(Collected data entries)

..............................

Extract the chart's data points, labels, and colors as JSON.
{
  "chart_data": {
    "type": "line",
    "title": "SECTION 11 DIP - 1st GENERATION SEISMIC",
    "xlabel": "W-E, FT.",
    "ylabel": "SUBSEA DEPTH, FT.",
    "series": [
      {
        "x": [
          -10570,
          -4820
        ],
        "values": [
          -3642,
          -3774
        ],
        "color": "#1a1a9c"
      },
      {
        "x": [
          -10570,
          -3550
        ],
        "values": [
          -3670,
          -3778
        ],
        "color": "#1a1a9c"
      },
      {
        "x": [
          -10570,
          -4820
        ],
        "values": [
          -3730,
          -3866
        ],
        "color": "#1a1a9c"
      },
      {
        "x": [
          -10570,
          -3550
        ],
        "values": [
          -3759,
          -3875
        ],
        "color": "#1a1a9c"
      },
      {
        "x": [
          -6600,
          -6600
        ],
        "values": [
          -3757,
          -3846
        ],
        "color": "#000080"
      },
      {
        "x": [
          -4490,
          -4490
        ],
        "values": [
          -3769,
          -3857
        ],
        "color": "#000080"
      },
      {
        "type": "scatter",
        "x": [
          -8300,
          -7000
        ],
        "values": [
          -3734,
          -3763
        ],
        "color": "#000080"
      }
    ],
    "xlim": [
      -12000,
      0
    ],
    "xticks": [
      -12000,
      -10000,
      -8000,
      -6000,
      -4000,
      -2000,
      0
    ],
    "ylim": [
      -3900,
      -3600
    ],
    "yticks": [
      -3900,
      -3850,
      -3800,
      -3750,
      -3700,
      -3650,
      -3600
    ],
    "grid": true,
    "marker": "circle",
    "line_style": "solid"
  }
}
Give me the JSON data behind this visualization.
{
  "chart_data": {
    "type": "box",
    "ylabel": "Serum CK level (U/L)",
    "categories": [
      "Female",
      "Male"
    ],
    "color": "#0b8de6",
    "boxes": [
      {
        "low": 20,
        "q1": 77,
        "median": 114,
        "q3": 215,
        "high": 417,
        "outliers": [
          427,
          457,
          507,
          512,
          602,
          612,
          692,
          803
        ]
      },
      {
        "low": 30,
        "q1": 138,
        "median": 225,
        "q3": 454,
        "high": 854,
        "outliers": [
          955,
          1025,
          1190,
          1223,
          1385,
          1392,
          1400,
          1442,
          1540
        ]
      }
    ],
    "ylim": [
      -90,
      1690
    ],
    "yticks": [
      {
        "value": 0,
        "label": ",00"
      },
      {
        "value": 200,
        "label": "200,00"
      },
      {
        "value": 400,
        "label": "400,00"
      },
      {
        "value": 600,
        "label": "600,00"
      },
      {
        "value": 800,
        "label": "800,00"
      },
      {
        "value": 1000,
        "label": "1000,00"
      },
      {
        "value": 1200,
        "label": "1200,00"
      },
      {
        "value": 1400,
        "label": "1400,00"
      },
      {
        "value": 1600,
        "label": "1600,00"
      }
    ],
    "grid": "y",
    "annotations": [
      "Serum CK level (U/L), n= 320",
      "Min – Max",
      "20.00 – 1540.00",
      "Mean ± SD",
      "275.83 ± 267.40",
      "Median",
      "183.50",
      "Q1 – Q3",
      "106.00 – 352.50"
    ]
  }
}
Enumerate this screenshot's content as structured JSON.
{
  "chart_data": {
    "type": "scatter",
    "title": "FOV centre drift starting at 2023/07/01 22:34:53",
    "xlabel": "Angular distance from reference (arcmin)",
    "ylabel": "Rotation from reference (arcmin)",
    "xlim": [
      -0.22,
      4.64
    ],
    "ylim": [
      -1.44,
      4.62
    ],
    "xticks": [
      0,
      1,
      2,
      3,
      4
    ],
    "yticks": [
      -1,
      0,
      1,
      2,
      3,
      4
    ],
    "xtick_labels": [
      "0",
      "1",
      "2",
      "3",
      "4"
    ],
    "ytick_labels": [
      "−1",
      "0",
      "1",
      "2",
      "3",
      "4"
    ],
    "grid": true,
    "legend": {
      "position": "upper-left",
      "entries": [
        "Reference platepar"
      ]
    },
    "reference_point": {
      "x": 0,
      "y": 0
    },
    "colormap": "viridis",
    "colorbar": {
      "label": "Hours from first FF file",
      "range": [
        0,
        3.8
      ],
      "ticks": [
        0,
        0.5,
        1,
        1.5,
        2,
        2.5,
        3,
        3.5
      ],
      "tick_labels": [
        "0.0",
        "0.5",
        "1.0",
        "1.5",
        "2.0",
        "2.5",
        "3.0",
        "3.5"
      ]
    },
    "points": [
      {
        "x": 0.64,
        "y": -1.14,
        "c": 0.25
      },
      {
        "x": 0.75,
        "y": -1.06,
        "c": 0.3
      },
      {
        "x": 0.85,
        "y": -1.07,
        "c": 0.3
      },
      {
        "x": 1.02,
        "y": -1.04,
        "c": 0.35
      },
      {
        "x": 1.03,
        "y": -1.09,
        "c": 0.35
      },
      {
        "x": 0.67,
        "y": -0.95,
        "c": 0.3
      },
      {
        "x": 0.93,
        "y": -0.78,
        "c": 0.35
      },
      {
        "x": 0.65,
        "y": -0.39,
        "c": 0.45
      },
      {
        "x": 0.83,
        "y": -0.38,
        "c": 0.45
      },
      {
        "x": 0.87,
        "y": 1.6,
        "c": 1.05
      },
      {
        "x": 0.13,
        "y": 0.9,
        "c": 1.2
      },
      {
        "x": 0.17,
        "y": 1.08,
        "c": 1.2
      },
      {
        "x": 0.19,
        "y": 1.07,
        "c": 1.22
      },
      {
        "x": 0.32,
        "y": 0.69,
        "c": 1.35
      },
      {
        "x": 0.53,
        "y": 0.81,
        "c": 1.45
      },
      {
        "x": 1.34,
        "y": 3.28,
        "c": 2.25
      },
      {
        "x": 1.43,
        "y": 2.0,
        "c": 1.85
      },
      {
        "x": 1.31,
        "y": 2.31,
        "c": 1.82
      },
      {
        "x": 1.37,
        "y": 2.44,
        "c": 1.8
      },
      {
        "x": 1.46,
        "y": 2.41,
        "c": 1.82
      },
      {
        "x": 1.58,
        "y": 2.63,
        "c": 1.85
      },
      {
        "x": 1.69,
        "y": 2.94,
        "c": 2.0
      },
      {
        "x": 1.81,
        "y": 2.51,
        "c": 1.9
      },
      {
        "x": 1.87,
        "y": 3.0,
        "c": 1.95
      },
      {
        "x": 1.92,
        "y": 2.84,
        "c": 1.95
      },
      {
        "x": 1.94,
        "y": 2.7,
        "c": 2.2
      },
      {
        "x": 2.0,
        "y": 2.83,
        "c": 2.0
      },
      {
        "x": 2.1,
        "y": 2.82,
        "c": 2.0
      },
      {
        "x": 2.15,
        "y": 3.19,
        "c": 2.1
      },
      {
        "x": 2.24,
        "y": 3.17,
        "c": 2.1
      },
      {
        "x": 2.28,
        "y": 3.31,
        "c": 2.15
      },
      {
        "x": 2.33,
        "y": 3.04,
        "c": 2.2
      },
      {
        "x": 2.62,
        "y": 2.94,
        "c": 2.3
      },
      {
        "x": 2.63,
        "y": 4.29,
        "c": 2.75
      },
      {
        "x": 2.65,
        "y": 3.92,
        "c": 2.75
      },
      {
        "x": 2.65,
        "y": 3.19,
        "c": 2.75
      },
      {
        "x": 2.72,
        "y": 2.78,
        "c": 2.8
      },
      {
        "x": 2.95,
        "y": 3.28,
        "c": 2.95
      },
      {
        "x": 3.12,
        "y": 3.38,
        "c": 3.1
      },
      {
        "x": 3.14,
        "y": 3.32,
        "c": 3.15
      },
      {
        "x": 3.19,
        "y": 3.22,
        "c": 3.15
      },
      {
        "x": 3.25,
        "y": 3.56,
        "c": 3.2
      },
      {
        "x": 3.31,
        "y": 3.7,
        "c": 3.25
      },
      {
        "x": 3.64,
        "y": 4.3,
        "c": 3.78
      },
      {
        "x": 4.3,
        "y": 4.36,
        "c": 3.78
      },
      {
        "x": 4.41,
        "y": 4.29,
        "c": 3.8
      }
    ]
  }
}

..............................

Requirements | Select, from the listing, all lines that include the word "arcmin".

Answer to this exercise |
    "xlabel": "Angular distance from reference (arcmin)",
    "ylabel": "Rotation from reference (arcmin)",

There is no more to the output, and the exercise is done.